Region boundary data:

-- start --

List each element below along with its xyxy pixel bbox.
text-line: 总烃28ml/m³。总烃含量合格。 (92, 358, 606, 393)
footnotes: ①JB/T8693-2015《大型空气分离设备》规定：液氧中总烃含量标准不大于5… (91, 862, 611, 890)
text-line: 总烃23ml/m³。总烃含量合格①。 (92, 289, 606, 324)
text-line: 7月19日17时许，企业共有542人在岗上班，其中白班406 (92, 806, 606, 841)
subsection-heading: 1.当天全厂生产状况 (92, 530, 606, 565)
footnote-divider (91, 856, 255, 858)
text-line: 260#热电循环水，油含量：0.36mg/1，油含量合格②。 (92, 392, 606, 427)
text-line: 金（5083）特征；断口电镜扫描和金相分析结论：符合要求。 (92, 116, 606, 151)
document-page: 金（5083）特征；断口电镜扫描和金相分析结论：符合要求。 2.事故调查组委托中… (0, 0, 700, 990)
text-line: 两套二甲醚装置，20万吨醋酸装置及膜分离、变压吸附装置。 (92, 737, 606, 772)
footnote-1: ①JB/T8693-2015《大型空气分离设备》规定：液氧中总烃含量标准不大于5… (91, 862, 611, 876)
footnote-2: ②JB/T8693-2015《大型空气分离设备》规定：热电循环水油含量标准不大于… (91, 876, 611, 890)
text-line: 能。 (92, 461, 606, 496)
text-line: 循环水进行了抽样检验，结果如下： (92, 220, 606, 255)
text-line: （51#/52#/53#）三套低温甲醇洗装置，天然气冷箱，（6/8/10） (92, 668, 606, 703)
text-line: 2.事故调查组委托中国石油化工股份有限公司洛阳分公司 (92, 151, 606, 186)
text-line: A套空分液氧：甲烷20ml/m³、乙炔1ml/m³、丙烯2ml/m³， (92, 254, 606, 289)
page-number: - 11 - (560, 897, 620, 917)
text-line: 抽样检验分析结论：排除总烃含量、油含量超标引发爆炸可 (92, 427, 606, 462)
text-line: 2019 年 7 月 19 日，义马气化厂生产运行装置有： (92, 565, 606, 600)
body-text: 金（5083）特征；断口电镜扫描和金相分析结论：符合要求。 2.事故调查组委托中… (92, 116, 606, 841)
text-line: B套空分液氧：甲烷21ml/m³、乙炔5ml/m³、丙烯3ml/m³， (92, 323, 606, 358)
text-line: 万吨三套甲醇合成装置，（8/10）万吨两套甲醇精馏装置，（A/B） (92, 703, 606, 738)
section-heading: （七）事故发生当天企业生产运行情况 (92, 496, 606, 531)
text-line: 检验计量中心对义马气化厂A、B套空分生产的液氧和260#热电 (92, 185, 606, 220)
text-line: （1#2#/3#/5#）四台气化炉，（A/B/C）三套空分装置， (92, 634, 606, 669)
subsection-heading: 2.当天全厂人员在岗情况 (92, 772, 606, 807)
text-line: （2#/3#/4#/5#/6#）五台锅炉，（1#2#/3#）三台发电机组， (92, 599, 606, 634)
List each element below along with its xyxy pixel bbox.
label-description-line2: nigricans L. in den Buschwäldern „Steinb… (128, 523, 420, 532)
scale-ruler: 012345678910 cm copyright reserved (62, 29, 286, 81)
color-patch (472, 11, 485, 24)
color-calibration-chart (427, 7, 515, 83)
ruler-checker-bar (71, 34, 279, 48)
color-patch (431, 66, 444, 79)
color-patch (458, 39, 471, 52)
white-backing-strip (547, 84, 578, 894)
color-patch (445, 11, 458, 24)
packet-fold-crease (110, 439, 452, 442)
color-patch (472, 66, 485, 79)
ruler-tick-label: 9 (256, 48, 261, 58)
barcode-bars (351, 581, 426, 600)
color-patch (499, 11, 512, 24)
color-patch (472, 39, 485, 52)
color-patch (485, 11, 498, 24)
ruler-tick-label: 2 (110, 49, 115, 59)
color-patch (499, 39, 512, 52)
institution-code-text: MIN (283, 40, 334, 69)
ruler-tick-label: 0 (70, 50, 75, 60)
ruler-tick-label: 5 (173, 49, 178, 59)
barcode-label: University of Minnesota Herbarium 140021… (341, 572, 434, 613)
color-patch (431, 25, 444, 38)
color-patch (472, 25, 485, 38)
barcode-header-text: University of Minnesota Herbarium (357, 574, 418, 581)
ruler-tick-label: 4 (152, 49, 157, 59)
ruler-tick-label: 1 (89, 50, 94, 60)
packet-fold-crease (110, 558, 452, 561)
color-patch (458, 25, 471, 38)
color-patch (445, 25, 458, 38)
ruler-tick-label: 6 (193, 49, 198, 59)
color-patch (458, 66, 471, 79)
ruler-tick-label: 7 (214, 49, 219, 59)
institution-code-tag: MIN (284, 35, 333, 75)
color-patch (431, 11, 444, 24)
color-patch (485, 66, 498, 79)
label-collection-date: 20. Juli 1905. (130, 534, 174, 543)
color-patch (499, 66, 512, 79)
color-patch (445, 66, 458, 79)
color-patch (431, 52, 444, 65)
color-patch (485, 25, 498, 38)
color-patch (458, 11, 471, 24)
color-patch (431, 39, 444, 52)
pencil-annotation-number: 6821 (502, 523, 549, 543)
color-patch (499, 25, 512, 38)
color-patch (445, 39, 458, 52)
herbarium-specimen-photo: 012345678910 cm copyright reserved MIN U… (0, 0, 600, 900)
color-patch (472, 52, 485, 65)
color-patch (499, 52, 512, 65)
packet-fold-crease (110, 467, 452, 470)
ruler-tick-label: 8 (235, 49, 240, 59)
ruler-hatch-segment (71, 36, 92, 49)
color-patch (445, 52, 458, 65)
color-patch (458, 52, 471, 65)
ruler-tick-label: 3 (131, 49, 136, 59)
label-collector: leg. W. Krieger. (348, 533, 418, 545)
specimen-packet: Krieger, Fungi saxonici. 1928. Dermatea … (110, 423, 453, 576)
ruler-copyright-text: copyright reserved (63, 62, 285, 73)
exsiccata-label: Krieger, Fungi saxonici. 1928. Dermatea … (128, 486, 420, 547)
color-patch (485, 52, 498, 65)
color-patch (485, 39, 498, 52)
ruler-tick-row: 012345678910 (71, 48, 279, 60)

-- end --

PROMPT - Rewrite the part of the material that opens with its first line and closes with the line containing "text-line: 7月19日17时许，企业共有542人在岗上班，其中白班406 (92, 806, 606, 841)", swapping "text-line" for "text-row" and leaving everything else unchanged.

SOLVED EXERCISE -
List each element below along with its xyxy pixel bbox.
text-row: 总烃28ml/m³。总烃含量合格。 (92, 358, 606, 393)
footnotes: ①JB/T8693-2015《大型空气分离设备》规定：液氧中总烃含量标准不大于5… (91, 862, 611, 890)
text-row: 总烃23ml/m³。总烃含量合格①。 (92, 289, 606, 324)
text-row: 7月19日17时许，企业共有542人在岗上班，其中白班406 (92, 806, 606, 841)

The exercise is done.